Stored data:
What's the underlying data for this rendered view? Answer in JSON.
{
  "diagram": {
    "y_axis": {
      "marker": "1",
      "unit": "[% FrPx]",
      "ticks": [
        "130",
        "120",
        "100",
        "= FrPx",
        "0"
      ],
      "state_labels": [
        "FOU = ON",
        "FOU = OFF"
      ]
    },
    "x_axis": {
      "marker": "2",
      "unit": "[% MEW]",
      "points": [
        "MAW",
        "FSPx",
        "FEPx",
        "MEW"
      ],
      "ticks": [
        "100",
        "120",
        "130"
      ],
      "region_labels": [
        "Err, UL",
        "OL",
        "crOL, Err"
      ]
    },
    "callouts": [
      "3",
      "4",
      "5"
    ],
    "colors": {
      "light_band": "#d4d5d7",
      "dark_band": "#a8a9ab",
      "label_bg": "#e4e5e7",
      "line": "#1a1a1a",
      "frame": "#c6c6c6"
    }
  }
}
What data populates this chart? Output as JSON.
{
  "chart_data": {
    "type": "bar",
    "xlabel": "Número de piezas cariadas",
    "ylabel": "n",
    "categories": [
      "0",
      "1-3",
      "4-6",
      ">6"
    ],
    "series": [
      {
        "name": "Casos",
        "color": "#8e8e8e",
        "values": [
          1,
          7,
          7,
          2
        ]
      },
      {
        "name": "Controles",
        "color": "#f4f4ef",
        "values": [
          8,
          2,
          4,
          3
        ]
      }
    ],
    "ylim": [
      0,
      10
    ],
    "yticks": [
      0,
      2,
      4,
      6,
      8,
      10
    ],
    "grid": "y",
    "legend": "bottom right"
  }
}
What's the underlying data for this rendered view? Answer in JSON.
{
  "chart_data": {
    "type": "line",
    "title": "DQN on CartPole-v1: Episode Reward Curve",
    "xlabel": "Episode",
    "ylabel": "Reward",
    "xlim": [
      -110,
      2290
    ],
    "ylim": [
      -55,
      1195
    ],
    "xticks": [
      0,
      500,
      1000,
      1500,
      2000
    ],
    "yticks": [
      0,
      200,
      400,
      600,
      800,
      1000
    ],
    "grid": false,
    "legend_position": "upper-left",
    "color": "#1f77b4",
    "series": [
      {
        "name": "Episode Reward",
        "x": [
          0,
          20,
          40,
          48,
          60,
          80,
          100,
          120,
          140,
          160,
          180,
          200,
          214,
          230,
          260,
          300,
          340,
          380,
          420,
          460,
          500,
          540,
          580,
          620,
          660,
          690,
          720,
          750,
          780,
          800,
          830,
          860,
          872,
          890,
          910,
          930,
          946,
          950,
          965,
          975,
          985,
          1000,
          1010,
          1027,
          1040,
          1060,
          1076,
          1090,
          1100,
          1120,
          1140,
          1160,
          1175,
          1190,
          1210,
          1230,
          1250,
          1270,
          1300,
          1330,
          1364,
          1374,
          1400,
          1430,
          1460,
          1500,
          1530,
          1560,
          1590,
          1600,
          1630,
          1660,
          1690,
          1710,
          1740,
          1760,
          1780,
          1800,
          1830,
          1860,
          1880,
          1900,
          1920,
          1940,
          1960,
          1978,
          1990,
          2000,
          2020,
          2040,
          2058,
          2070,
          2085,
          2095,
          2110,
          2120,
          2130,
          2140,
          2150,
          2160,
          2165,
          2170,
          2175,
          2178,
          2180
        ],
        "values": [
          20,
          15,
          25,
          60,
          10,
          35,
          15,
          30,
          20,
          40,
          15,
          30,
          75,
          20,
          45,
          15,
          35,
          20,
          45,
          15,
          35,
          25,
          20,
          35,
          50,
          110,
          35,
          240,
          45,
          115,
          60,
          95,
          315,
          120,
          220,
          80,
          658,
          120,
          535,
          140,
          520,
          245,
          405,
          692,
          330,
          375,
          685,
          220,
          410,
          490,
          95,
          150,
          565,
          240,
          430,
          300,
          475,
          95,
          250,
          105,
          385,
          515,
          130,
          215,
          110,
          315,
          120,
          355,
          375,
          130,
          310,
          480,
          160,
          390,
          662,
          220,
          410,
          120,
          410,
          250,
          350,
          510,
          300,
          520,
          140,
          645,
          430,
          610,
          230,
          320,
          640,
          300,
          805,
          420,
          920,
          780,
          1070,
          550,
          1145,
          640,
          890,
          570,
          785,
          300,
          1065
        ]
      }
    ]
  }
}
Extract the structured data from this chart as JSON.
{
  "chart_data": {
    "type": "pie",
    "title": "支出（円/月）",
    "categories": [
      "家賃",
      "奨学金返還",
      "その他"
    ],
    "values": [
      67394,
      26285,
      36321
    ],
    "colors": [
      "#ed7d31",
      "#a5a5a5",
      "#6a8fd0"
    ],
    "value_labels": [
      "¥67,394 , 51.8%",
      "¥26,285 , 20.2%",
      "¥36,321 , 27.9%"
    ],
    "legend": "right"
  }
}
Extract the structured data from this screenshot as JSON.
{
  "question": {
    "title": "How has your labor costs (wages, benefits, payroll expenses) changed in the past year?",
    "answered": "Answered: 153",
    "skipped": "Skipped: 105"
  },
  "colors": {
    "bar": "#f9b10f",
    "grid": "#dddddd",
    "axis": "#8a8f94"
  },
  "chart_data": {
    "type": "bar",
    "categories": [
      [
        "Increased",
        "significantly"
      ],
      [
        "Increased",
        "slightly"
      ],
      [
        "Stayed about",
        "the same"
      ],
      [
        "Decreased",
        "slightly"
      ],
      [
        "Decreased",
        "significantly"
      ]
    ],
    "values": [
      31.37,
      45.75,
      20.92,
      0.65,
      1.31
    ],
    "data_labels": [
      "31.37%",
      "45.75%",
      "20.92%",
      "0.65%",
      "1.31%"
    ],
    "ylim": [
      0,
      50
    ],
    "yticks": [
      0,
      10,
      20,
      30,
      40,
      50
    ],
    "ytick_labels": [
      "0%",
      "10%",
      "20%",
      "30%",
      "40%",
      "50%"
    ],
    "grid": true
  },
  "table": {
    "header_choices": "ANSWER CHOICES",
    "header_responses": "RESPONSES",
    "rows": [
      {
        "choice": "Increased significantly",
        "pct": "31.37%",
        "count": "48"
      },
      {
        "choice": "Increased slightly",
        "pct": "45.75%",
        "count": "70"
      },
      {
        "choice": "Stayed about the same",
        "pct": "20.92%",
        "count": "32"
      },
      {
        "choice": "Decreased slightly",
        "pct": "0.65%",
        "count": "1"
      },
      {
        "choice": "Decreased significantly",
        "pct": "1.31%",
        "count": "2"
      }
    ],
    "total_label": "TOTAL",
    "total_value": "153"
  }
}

**Written exercise:** Of all the lines in the data above, state how many include "count". Say only the number.

**Task result:** 5